**GIVEN INSTRUCTION:**
Search the listing for "interface" and copy every line where it appears.

-- START OF THE INPUT --

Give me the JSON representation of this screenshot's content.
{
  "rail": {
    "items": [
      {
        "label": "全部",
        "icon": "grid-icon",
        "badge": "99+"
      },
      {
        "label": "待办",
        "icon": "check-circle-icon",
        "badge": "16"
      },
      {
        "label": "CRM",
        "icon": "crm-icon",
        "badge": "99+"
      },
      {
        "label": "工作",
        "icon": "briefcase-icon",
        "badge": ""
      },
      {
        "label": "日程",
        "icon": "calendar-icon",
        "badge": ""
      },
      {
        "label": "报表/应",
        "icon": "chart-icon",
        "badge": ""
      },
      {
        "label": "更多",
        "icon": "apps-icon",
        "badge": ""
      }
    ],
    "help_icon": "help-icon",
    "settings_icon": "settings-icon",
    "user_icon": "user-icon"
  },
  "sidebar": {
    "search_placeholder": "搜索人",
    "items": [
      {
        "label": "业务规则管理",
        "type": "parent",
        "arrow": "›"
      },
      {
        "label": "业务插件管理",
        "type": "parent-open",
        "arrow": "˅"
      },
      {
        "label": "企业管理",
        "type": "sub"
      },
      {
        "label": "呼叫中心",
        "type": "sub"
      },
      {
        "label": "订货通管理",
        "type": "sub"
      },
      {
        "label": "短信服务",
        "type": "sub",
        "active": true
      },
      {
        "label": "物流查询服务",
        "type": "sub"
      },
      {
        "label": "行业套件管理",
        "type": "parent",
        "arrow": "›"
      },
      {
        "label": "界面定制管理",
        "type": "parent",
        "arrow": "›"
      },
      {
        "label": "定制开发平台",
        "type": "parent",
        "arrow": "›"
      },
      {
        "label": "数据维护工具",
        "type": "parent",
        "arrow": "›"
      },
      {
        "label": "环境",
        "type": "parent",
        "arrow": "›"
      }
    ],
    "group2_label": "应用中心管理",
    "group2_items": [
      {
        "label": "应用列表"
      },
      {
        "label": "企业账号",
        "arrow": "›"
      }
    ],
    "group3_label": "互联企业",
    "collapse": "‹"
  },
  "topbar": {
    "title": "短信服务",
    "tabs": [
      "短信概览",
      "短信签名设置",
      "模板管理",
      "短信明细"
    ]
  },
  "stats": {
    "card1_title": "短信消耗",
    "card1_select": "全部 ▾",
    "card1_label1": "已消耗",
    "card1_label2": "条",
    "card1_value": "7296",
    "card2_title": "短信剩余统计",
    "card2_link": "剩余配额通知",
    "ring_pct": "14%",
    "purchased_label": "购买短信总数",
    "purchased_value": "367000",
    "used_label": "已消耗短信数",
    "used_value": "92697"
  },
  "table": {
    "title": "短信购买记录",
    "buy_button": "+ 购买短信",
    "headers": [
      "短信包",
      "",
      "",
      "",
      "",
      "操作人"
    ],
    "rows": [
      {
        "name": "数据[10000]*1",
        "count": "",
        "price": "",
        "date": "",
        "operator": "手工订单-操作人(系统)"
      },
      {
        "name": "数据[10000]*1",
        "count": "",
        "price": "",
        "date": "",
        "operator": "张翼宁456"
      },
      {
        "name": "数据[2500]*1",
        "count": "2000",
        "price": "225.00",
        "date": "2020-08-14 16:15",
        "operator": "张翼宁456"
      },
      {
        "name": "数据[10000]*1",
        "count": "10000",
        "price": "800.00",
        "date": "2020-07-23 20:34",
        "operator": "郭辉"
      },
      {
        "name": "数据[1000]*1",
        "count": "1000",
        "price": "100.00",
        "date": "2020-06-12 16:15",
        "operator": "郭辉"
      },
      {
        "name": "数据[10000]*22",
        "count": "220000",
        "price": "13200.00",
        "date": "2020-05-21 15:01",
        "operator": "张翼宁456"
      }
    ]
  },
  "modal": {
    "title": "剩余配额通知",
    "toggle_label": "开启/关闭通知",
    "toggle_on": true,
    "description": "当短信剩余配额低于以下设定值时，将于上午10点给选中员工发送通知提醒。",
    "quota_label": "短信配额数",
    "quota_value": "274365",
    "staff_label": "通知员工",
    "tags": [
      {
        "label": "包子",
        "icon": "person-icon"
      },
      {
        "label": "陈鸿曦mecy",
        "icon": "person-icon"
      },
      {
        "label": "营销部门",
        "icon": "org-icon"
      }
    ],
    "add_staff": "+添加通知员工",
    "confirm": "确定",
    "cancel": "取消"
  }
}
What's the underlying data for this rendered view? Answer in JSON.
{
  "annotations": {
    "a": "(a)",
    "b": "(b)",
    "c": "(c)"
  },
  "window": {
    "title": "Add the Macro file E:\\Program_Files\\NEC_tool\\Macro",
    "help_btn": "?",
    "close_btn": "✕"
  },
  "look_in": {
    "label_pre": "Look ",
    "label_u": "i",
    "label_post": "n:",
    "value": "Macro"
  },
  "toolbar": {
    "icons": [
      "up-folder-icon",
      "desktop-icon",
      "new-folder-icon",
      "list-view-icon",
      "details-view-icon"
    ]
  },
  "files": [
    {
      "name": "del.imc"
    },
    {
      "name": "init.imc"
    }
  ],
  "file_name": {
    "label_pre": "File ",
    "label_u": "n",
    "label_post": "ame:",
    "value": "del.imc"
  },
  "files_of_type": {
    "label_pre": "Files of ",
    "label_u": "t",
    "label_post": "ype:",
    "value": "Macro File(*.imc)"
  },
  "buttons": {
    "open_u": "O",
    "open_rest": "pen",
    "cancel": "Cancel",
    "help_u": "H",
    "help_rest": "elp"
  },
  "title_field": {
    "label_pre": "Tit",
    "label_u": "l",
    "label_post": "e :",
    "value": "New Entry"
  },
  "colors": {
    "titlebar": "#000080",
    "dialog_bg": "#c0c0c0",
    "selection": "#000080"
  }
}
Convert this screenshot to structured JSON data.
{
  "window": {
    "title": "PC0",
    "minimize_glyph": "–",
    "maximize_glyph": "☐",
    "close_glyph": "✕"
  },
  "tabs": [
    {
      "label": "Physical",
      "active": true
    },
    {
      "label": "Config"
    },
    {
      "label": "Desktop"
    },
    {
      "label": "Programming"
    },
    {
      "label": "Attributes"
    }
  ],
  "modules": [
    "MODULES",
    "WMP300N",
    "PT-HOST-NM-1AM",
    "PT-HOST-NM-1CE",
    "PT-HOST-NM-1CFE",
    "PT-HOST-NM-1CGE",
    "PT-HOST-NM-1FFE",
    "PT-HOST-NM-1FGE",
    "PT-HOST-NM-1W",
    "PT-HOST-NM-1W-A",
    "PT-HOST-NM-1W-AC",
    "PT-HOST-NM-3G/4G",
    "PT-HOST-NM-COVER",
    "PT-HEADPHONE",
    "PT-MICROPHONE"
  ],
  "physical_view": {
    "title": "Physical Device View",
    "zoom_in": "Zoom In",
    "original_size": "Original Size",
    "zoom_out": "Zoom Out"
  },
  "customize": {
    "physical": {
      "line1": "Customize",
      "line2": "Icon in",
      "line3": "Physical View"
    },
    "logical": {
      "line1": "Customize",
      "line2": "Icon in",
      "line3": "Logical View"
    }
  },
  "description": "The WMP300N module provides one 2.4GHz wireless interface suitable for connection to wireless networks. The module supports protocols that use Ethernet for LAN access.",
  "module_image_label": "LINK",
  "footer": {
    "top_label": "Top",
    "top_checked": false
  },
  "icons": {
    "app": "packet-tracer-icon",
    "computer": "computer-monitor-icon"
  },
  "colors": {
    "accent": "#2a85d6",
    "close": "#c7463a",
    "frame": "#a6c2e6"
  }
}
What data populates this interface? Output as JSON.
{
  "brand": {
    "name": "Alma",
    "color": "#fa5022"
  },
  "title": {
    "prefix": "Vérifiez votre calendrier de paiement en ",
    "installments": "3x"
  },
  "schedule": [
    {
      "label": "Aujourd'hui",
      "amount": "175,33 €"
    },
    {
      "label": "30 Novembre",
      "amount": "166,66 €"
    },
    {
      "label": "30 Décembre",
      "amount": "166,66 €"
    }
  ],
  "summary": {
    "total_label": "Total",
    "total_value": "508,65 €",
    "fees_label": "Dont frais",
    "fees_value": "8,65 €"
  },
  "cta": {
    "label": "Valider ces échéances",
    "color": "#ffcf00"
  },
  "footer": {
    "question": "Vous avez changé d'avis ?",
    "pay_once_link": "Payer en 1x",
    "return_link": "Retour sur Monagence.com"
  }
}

-- END OF THE INPUT --

**RESULT OF THE TASK:**
  "description": "The WMP300N module provides one 2.4GHz wireless interface suitable for connection to wireless networks. The module supports protocols that use Ethernet for LAN access.",
What data populates this interface? Output as JSON.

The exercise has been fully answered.